(Given task): Every line of the material is to be quoted verbatim, minus the pictures.

(Exercise input):
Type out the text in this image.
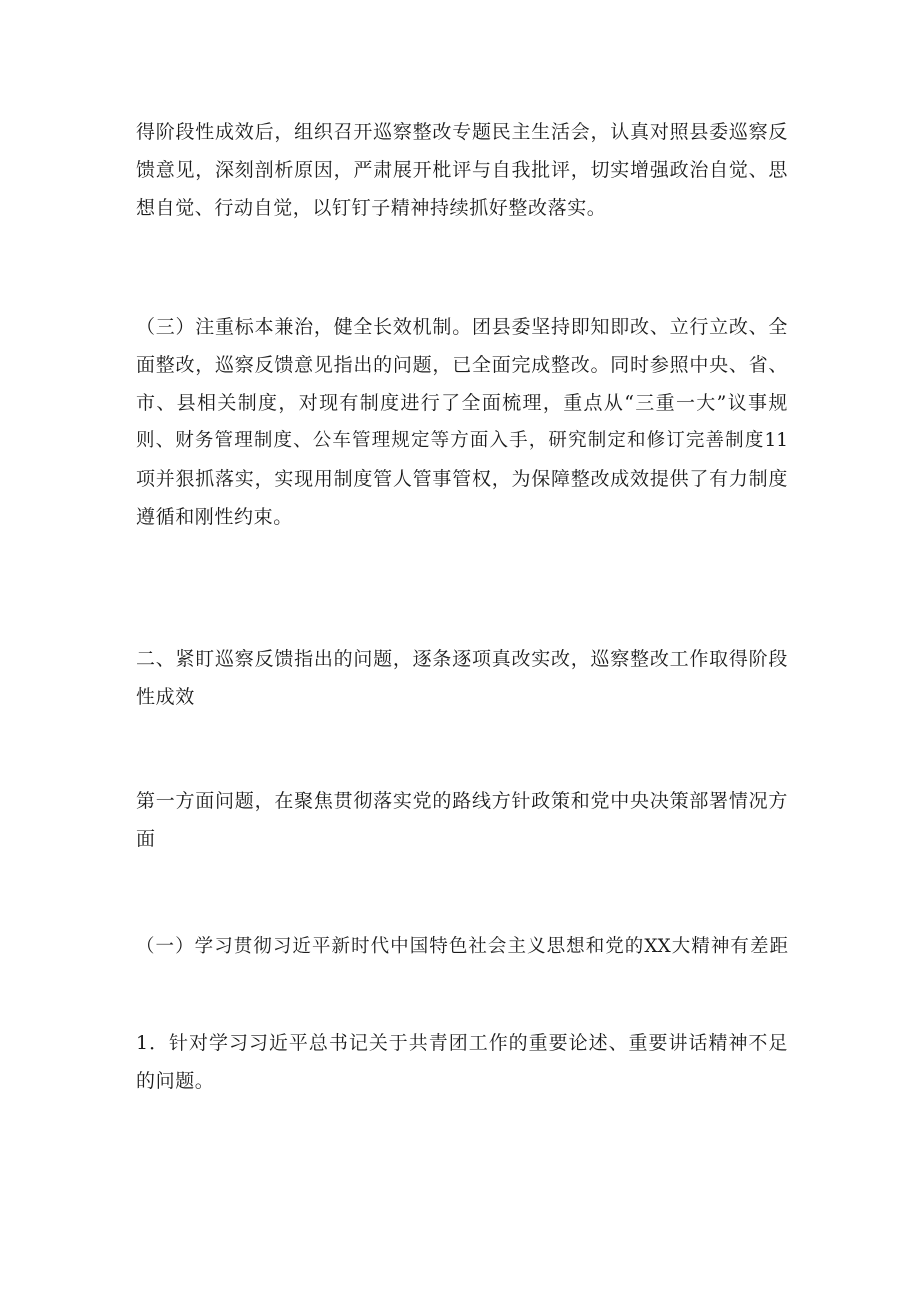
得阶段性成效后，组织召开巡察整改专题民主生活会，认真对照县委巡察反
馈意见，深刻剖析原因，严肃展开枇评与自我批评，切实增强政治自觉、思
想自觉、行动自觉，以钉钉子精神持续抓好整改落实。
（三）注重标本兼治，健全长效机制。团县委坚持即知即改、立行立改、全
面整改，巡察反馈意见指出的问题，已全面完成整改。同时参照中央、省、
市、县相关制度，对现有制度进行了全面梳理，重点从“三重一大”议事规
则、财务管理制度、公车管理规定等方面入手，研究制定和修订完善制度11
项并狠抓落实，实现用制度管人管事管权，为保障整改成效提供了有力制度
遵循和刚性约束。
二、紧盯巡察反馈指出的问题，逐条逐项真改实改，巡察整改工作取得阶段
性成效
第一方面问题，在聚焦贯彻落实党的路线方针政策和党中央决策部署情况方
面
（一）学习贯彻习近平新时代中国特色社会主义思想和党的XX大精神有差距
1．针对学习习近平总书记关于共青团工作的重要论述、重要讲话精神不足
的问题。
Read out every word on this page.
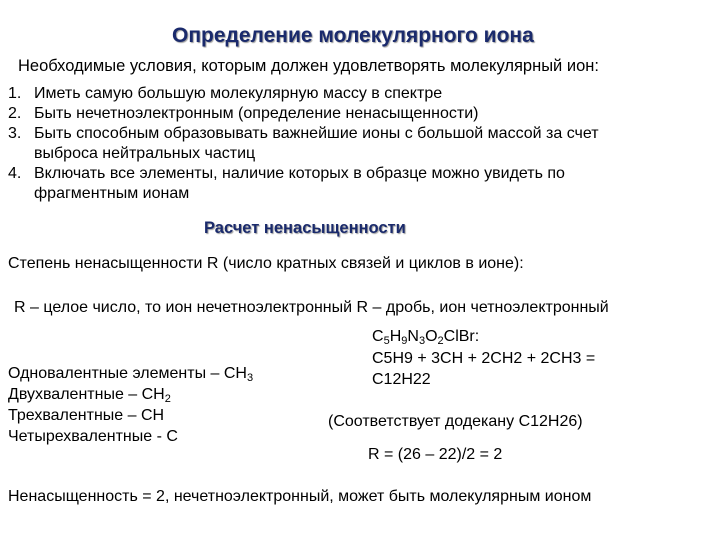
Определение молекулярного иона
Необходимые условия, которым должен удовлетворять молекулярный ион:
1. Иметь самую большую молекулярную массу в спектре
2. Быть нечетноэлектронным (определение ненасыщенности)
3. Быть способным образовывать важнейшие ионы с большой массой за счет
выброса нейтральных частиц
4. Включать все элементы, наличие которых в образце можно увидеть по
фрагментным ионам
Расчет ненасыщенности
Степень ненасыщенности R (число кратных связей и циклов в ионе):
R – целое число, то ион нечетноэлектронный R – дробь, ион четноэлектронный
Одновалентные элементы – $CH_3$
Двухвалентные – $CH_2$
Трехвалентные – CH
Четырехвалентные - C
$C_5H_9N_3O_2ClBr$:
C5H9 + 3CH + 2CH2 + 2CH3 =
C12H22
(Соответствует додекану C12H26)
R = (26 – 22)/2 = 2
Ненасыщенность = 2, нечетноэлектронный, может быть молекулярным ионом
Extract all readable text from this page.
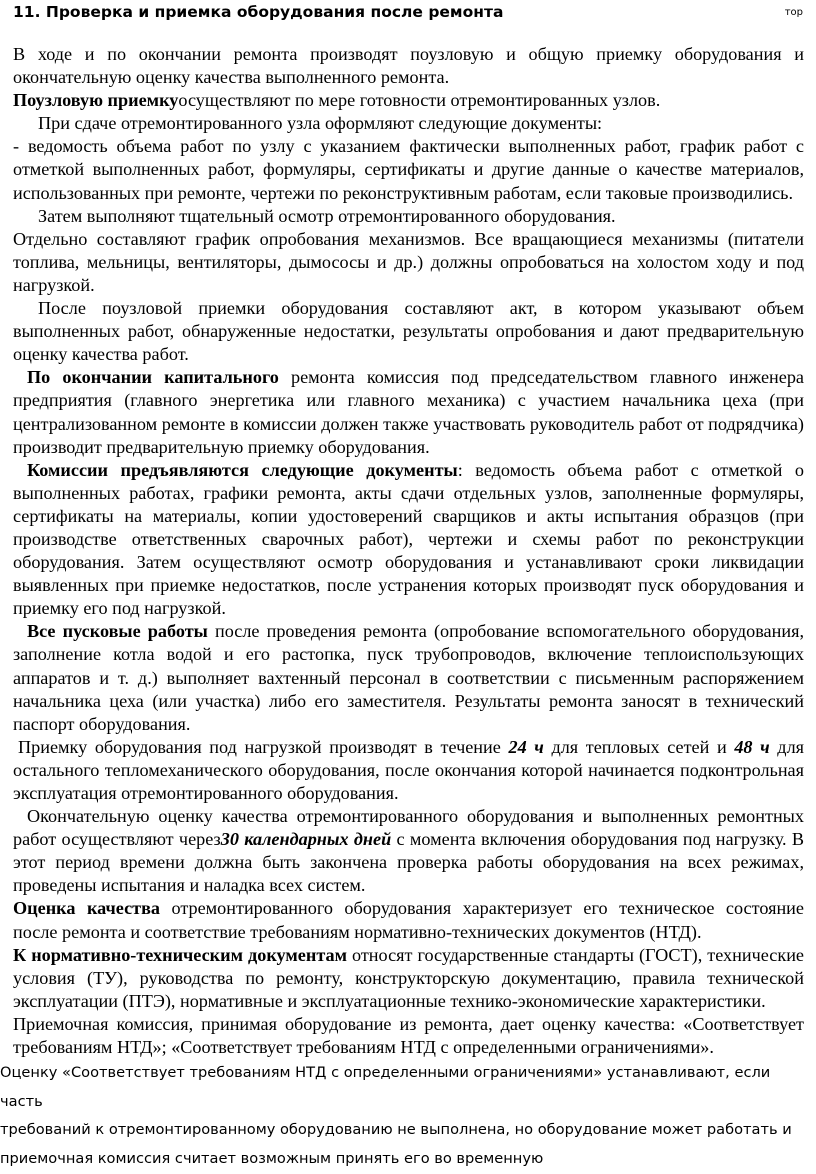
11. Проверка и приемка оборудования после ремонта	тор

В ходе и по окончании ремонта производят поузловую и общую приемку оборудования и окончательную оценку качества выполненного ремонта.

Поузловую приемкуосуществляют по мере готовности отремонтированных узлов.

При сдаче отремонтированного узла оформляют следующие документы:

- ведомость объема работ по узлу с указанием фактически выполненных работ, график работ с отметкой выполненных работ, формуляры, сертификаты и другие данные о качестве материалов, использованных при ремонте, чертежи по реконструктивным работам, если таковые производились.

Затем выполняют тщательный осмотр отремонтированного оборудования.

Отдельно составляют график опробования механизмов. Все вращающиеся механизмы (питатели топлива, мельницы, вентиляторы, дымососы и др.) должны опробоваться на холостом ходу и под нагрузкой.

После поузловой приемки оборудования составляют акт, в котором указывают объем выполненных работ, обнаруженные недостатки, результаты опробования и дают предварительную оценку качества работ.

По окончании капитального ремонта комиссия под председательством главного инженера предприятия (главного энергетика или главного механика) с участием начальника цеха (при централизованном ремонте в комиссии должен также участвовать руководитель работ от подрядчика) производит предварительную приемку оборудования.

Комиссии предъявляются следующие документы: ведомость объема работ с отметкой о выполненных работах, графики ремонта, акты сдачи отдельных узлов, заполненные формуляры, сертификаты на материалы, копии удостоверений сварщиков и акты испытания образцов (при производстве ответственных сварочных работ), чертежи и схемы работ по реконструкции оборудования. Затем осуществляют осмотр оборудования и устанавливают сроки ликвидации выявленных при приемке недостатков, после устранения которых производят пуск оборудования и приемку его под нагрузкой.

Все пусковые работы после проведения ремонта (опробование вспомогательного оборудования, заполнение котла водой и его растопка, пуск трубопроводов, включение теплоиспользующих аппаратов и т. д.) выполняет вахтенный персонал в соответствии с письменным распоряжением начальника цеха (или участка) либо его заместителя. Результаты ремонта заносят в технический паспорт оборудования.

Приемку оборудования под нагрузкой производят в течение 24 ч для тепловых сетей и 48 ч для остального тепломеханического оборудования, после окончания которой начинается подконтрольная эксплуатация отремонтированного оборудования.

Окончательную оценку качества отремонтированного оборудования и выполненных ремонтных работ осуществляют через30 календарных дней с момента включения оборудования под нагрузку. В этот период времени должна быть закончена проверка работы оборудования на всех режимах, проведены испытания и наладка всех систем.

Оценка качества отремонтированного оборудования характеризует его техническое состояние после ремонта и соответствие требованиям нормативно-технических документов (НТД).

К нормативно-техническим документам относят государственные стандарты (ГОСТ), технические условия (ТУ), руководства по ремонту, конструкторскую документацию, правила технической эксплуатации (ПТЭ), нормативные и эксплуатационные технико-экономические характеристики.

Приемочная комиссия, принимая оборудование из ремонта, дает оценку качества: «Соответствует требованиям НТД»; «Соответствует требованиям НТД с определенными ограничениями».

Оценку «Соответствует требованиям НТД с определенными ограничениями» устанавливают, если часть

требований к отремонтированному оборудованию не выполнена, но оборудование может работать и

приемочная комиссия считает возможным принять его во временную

(Result of the task):
Type out the text in this image.
得阶段性成效后，组织召开巡察整改专题民主生活会，认真对照县委巡察反
馈意见，深刻剖析原因，严肃展开枇评与自我批评，切实增强政治自觉、思
想自觉、行动自觉，以钉钉子精神持续抓好整改落实。
（三）注重标本兼治，健全长效机制。团县委坚持即知即改、立行立改、全
面整改，巡察反馈意见指出的问题，已全面完成整改。同时参照中央、省、
市、县相关制度，对现有制度进行了全面梳理，重点从“三重一大”议事规
则、财务管理制度、公车管理规定等方面入手，研究制定和修订完善制度11
项并狠抓落实，实现用制度管人管事管权，为保障整改成效提供了有力制度
遵循和刚性约束。
二、紧盯巡察反馈指出的问题，逐条逐项真改实改，巡察整改工作取得阶段
性成效
第一方面问题，在聚焦贯彻落实党的路线方针政策和党中央决策部署情况方
面
（一）学习贯彻习近平新时代中国特色社会主义思想和党的XX大精神有差距
1．针对学习习近平总书记关于共青团工作的重要论述、重要讲话精神不足
的问题。
Read out every word on this page.
Определение молекулярного иона
Необходимые условия, которым должен удовлетворять молекулярный ион:
1. Иметь самую большую молекулярную массу в спектре
2. Быть нечетноэлектронным (определение ненасыщенности)
3. Быть способным образовывать важнейшие ионы с большой массой за счет
выброса нейтральных частиц
4. Включать все элементы, наличие которых в образце можно увидеть по
фрагментным ионам
Расчет ненасыщенности
Степень ненасыщенности R (число кратных связей и циклов в ионе):
R – целое число, то ион нечетноэлектронный R – дробь, ион четноэлектронный
Одновалентные элементы – $CH_3$
Двухвалентные – $CH_2$
Трехвалентные – CH
Четырехвалентные - C
$C_5H_9N_3O_2ClBr$:
C5H9 + 3CH + 2CH2 + 2CH3 =
C12H22
(Соответствует додекану C12H26)
R = (26 – 22)/2 = 2
Ненасыщенность = 2, нечетноэлектронный, может быть молекулярным ионом
Extract all readable text from this page.
11. Проверка и приемка оборудования после ремонта	тор

В ходе и по окончании ремонта производят поузловую и общую приемку оборудования и окончательную оценку качества выполненного ремонта.

Поузловую приемкуосуществляют по мере готовности отремонтированных узлов.

При сдаче отремонтированного узла оформляют следующие документы:

- ведомость объема работ по узлу с указанием фактически выполненных работ, график работ с отметкой выполненных работ, формуляры, сертификаты и другие данные о качестве материалов, использованных при ремонте, чертежи по реконструктивным работам, если таковые производились.

Затем выполняют тщательный осмотр отремонтированного оборудования.

Отдельно составляют график опробования механизмов. Все вращающиеся механизмы (питатели топлива, мельницы, вентиляторы, дымососы и др.) должны опробоваться на холостом ходу и под нагрузкой.

После поузловой приемки оборудования составляют акт, в котором указывают объем выполненных работ, обнаруженные недостатки, результаты опробования и дают предварительную оценку качества работ.

По окончании капитального ремонта комиссия под председательством главного инженера предприятия (главного энергетика или главного механика) с участием начальника цеха (при централизованном ремонте в комиссии должен также участвовать руководитель работ от подрядчика) производит предварительную приемку оборудования.

Комиссии предъявляются следующие документы: ведомость объема работ с отметкой о выполненных работах, графики ремонта, акты сдачи отдельных узлов, заполненные формуляры, сертификаты на материалы, копии удостоверений сварщиков и акты испытания образцов (при производстве ответственных сварочных работ), чертежи и схемы работ по реконструкции оборудования. Затем осуществляют осмотр оборудования и устанавливают сроки ликвидации выявленных при приемке недостатков, после устранения которых производят пуск оборудования и приемку его под нагрузкой.

Все пусковые работы после проведения ремонта (опробование вспомогательного оборудования, заполнение котла водой и его растопка, пуск трубопроводов, включение теплоиспользующих аппаратов и т. д.) выполняет вахтенный персонал в соответствии с письменным распоряжением начальника цеха (или участка) либо его заместителя. Результаты ремонта заносят в технический паспорт оборудования.

Приемку оборудования под нагрузкой производят в течение 24 ч для тепловых сетей и 48 ч для остального тепломеханического оборудования, после окончания которой начинается подконтрольная эксплуатация отремонтированного оборудования.

Окончательную оценку качества отремонтированного оборудования и выполненных ремонтных работ осуществляют через30 календарных дней с момента включения оборудования под нагрузку. В этот период времени должна быть закончена проверка работы оборудования на всех режимах, проведены испытания и наладка всех систем.

Оценка качества отремонтированного оборудования характеризует его техническое состояние после ремонта и соответствие требованиям нормативно-технических документов (НТД).

К нормативно-техническим документам относят государственные стандарты (ГОСТ), технические условия (ТУ), руководства по ремонту, конструкторскую документацию, правила технической эксплуатации (ПТЭ), нормативные и эксплуатационные технико-экономические характеристики.

Приемочная комиссия, принимая оборудование из ремонта, дает оценку качества: «Соответствует требованиям НТД»; «Соответствует требованиям НТД с определенными ограничениями».

Оценку «Соответствует требованиям НТД с определенными ограничениями» устанавливают, если часть

требований к отремонтированному оборудованию не выполнена, но оборудование может работать и

приемочная комиссия считает возможным принять его во временную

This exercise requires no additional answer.